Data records
******

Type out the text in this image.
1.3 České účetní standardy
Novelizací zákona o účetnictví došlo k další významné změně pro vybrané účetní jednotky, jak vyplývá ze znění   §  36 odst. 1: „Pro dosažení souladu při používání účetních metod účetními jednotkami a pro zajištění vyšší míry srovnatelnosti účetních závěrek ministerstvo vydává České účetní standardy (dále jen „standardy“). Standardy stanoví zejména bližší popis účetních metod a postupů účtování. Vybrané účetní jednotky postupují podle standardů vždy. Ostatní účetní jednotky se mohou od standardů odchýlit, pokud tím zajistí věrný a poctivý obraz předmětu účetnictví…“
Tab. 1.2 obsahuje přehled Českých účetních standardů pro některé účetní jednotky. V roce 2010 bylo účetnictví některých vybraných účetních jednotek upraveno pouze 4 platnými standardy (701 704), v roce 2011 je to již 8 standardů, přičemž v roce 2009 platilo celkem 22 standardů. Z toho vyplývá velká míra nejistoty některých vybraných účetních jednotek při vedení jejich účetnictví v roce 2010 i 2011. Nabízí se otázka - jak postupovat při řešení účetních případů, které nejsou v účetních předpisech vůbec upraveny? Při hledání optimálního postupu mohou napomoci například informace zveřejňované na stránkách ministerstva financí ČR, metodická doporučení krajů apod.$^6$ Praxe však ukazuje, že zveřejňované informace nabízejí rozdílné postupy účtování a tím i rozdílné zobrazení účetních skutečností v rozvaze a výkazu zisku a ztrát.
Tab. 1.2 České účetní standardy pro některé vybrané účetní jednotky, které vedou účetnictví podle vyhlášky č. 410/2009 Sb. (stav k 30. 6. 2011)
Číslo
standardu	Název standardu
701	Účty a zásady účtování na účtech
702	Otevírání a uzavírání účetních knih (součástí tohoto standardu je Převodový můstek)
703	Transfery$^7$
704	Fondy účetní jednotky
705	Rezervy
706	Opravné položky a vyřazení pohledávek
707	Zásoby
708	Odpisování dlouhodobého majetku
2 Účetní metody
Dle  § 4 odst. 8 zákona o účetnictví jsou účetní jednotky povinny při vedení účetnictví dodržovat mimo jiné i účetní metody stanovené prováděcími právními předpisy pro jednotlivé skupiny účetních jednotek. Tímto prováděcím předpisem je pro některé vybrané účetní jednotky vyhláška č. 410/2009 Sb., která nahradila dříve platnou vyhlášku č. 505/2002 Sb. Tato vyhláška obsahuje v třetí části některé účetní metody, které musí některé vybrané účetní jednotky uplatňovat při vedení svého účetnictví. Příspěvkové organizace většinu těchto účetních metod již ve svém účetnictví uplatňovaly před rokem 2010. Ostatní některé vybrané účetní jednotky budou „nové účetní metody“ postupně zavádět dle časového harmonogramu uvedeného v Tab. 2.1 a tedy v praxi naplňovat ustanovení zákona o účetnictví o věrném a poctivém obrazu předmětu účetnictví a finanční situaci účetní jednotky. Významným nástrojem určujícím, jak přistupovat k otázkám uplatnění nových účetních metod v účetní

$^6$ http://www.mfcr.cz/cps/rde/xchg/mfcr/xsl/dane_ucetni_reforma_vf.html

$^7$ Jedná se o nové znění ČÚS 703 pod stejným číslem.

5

******

EXERCISE PROMPT
Extract the whole listing, character for character.

RIGHT ANSWER
Type out the text in this image.
1.3 České účetní standardy
Novelizací zákona o účetnictví došlo k další významné změně pro vybrané účetní jednotky, jak vyplývá ze znění   §  36 odst. 1: „Pro dosažení souladu při používání účetních metod účetními jednotkami a pro zajištění vyšší míry srovnatelnosti účetních závěrek ministerstvo vydává České účetní standardy (dále jen „standardy“). Standardy stanoví zejména bližší popis účetních metod a postupů účtování. Vybrané účetní jednotky postupují podle standardů vždy. Ostatní účetní jednotky se mohou od standardů odchýlit, pokud tím zajistí věrný a poctivý obraz předmětu účetnictví…“
Tab. 1.2 obsahuje přehled Českých účetních standardů pro některé účetní jednotky. V roce 2010 bylo účetnictví některých vybraných účetních jednotek upraveno pouze 4 platnými standardy (701 704), v roce 2011 je to již 8 standardů, přičemž v roce 2009 platilo celkem 22 standardů. Z toho vyplývá velká míra nejistoty některých vybraných účetních jednotek při vedení jejich účetnictví v roce 2010 i 2011. Nabízí se otázka - jak postupovat při řešení účetních případů, které nejsou v účetních předpisech vůbec upraveny? Při hledání optimálního postupu mohou napomoci například informace zveřejňované na stránkách ministerstva financí ČR, metodická doporučení krajů apod.$^6$ Praxe však ukazuje, že zveřejňované informace nabízejí rozdílné postupy účtování a tím i rozdílné zobrazení účetních skutečností v rozvaze a výkazu zisku a ztrát.
Tab. 1.2 České účetní standardy pro některé vybrané účetní jednotky, které vedou účetnictví podle vyhlášky č. 410/2009 Sb. (stav k 30. 6. 2011)
Číslo
standardu	Název standardu
701	Účty a zásady účtování na účtech
702	Otevírání a uzavírání účetních knih (součástí tohoto standardu je Převodový můstek)
703	Transfery$^7$
704	Fondy účetní jednotky
705	Rezervy
706	Opravné položky a vyřazení pohledávek
707	Zásoby
708	Odpisování dlouhodobého majetku
2 Účetní metody
Dle  § 4 odst. 8 zákona o účetnictví jsou účetní jednotky povinny při vedení účetnictví dodržovat mimo jiné i účetní metody stanovené prováděcími právními předpisy pro jednotlivé skupiny účetních jednotek. Tímto prováděcím předpisem je pro některé vybrané účetní jednotky vyhláška č. 410/2009 Sb., která nahradila dříve platnou vyhlášku č. 505/2002 Sb. Tato vyhláška obsahuje v třetí části některé účetní metody, které musí některé vybrané účetní jednotky uplatňovat při vedení svého účetnictví. Příspěvkové organizace většinu těchto účetních metod již ve svém účetnictví uplatňovaly před rokem 2010. Ostatní některé vybrané účetní jednotky budou „nové účetní metody“ postupně zavádět dle časového harmonogramu uvedeného v Tab. 2.1 a tedy v praxi naplňovat ustanovení zákona o účetnictví o věrném a poctivém obrazu předmětu účetnictví a finanční situaci účetní jednotky. Významným nástrojem určujícím, jak přistupovat k otázkám uplatnění nových účetních metod v účetní

$^6$ http://www.mfcr.cz/cps/rde/xchg/mfcr/xsl/dane_ucetni_reforma_vf.html

$^7$ Jedná se o nové znění ČÚS 703 pod stejným číslem.

5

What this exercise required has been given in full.